**CHALLENGE:** Select each line where the word "change" appears.

*** EXERCISE INPUT ***

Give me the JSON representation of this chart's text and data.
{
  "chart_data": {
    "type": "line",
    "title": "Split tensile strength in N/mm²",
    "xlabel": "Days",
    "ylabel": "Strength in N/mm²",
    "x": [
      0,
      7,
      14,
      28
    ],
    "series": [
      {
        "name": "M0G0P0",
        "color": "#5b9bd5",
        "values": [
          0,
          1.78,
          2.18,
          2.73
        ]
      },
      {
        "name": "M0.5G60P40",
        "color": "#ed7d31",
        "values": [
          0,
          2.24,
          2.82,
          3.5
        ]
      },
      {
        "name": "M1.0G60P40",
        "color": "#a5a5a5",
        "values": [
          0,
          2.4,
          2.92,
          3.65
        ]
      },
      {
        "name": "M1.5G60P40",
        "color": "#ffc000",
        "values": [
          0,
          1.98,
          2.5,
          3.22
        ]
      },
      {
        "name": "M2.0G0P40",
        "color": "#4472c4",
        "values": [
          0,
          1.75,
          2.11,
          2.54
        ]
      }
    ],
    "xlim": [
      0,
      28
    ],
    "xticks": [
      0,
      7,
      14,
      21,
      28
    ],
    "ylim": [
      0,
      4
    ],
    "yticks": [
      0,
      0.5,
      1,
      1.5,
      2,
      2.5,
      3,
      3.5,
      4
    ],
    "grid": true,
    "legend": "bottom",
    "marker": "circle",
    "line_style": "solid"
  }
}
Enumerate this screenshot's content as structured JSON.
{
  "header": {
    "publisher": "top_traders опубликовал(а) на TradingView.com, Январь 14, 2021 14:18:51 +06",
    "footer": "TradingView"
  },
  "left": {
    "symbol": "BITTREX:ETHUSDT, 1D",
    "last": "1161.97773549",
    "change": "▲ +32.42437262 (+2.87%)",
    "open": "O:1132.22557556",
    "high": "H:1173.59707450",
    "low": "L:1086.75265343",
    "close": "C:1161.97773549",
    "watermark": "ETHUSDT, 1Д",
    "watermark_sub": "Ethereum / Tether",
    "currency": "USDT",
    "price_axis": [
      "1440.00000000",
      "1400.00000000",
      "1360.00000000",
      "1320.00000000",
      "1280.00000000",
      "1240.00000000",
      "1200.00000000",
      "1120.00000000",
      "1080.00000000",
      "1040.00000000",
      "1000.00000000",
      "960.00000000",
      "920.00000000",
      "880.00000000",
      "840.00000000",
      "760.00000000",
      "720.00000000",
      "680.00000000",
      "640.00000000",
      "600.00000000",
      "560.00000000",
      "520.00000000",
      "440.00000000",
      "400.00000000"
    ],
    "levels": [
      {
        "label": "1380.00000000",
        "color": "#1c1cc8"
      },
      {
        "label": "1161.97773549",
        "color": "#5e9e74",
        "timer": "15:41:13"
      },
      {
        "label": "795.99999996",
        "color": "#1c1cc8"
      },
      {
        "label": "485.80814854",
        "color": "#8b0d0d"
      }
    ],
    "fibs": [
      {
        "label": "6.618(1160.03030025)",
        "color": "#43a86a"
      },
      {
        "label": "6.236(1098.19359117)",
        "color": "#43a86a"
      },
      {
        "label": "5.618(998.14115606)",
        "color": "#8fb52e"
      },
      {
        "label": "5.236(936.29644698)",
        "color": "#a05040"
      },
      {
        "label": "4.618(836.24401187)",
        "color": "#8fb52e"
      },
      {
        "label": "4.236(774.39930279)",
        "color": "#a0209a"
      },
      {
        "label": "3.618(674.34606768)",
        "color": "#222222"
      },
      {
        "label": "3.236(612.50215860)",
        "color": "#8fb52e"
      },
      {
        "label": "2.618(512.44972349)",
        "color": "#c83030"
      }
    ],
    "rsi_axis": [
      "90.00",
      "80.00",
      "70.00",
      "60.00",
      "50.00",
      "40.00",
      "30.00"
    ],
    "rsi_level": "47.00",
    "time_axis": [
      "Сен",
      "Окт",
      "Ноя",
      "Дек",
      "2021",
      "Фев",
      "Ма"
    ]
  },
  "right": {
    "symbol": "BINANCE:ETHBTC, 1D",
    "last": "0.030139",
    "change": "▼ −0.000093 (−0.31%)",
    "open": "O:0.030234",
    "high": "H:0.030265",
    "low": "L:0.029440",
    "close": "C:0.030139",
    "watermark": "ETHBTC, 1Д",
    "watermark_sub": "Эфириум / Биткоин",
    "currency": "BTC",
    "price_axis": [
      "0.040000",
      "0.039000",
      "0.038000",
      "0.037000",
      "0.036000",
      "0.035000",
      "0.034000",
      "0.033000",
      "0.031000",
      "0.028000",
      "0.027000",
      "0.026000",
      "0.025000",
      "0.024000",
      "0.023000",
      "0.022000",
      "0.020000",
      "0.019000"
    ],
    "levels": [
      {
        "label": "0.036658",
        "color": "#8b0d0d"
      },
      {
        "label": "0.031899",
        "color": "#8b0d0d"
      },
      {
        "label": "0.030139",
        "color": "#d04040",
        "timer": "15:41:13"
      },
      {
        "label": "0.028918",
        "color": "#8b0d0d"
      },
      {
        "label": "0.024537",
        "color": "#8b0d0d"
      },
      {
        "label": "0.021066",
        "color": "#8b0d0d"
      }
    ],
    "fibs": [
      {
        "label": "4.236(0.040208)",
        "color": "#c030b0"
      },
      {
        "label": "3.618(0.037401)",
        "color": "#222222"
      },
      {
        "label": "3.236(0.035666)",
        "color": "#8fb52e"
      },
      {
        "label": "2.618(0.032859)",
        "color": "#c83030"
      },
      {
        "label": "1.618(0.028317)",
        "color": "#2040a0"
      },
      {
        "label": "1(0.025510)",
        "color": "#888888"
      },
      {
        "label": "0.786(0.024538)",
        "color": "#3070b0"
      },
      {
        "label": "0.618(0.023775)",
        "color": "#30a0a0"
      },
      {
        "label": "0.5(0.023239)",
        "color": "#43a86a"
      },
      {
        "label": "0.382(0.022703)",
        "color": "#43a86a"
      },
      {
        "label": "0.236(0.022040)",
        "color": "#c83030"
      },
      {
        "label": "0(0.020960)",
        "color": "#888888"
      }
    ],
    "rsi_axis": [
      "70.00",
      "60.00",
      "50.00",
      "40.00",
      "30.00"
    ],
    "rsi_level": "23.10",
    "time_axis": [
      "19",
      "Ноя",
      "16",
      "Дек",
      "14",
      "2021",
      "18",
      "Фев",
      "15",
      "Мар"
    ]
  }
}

***

**ANSWER TO THE PROBLEM:**
    "change": "▲ +32.42437262 (+2.87%)",
    "change": "▼ −0.000093 (−0.31%)",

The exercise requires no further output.